FWG:  We’ve seen attempts to use species as allegories for race and racism in films like Zootopia in recent times. Do you think there are advantages to using animals for anthropomorphic characters instead of human characters to discuss these issues? Disadvantages? 

Mary: Using animal characters in place of humans is a little like someone in a sitcom telling a story about their “friend” who needs advice, when everyone knows they mean themself.  It gives you distance.  It gives you space.  It gives you plausible deniability.  But in the end, we know that stories we tell about animals are usually at a deeper level about ourselves.  Or even if they’re not — if say, it’s a story about a weird quirk of jellyfish biology that simply doesn’t apply to humans — then we’ll still find a way to make it about us anyway.  Humans are good at that.

There can be a sense of safety in using a funhouse mirror to look at yourself and see yourself reflected in a more comfortable, fuzzier way, before having to admit to yourself that, yes, that’s you.  But there’s also a danger that people will look at the twists and contortions of the mirror — for instance, intrinsic biological differences between predator and prey species — and try to map those features onto human differences in a way that magnifies them out of proportion.  This is why it’s sometimes important to strip those levels of obfuscation away.  There are some stories that need to be told straightforwardly with absolutely no misdirection, no space for misinterpretation, no way to wiggle out of what you’re seeing.

**RECORD SET:**
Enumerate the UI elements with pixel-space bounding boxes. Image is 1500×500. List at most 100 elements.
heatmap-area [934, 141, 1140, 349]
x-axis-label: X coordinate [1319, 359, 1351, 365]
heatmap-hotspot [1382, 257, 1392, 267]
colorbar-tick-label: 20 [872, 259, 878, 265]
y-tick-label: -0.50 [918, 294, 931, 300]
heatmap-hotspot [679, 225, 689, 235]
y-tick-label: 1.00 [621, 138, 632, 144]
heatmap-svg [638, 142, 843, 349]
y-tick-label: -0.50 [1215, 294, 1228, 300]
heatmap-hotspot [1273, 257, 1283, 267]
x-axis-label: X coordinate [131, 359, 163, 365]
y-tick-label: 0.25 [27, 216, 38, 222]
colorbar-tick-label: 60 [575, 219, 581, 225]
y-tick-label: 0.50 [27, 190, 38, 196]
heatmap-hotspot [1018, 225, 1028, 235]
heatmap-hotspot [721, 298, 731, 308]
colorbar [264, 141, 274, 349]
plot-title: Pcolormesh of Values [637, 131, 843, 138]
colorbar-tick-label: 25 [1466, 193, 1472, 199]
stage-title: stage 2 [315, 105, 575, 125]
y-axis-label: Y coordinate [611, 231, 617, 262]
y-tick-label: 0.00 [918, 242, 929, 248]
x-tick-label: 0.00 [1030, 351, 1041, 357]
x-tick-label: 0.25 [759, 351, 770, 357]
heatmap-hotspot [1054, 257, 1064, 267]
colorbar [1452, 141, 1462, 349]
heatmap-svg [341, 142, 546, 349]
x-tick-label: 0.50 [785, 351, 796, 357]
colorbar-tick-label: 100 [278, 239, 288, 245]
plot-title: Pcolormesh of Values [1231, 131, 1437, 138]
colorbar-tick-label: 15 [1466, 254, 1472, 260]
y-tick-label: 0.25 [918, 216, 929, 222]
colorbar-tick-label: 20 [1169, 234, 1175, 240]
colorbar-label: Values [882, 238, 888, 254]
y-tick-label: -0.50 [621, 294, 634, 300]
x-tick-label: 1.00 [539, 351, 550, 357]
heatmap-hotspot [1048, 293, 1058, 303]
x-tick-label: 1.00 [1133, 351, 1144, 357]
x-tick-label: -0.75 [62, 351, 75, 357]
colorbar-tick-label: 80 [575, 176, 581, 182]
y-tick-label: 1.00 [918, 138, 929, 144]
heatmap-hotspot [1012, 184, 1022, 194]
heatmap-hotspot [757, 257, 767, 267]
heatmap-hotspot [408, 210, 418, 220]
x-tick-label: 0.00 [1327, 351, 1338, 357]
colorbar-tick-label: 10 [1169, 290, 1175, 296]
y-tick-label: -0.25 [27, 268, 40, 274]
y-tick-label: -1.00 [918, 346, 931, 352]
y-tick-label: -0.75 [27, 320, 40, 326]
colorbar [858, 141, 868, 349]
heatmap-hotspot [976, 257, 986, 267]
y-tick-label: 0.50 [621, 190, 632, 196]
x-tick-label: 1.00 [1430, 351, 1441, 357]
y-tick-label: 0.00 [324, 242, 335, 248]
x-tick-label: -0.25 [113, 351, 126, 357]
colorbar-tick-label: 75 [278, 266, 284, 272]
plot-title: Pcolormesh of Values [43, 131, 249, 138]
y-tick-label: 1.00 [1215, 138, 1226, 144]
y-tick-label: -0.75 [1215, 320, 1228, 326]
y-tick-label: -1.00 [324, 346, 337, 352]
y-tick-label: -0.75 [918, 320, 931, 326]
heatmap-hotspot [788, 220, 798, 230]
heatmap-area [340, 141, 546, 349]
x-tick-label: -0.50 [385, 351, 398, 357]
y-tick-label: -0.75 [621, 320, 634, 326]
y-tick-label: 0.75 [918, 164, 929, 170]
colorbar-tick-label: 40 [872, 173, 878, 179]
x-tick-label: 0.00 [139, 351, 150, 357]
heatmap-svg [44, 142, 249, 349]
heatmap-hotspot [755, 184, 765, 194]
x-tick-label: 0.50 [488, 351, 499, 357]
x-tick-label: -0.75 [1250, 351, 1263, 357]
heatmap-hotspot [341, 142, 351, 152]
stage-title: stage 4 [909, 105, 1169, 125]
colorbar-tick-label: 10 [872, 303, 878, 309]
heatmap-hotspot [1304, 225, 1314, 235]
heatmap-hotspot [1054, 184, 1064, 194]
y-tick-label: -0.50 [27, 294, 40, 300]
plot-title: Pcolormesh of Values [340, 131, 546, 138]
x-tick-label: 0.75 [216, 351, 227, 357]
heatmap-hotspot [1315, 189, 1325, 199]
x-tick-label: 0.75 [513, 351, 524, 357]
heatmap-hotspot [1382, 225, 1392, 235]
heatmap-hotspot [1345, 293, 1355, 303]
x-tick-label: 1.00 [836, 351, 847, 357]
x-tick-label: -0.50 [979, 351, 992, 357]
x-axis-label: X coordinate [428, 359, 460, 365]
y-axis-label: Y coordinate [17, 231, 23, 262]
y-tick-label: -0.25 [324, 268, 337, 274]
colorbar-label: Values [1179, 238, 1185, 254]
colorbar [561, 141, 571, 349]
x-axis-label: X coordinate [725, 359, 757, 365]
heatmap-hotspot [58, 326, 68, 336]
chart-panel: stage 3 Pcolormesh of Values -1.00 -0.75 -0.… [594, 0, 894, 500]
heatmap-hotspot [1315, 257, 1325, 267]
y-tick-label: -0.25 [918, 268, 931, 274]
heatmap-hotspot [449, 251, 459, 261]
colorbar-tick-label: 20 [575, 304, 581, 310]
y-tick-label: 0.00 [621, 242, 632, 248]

**PROBLEM 1:** In the interview about animal allegories, what does Mary compare using animal characters in place of humans to?
**PROBLEM 2:** Continue the interview about animal allegories from its last sentence.
The records have no connection to the interview.

**EXERCISE OUTPUT 1:** A sitcom character telling a story about a "friend" who needs advice when everyone knows they mean themself.

**EXERCISE OUTPUT 2:**
So, yes, there are both advantages and disadvantages for using furry characters; both furry and mainstream stories have their place, and both kinds of stories should be told with care.

FWG: Given the current political climate, and how this topic has recently been controversial in the mainstream writing space, has your approach to covering these kinds of topics shifted? Especially in a time where we are trying to center BIPOC voices in all areas.

Mary: My approach to thinking about the relationship between furry fiction and allegory began shifting years ago as I started becoming aware of how pervasive racism is in the United States and how much I’d been sold a lie back in the 90s about how sexism was over.  This was particularly driven home for me by two key aspects of writing Otters In Space 3.

The first two Otters In Space books were already published when I was writing the third, establishing certain facts as canon.  For instance, Emily the octopus chef on the otter spaceship talks in the first book about how octopuses die after laying their eggs — except her, making her an outcast.  In the third book, I wanted the characters to visit a big octopus city under the ocean, and I realized I was deeply uncomfortable with the idea of actually depicting the society implied by Emily’s speech. 

When I’d written the first book, I’d been fascinated by the real world fact that octopi die after laying their eggs, and I hadn’t been thinking about how I was essentially — in video game terms — making octopus women a largely unplayable race.  That made me really uneasy, so I needed a way to retcon what I’d already written.  I ended up settling on making Emily from a backwards cult, and so when Kipper (the tabby cat main character) gets to the octopus city, she’s surprised to discover octopi are generally fine after laying their eggs.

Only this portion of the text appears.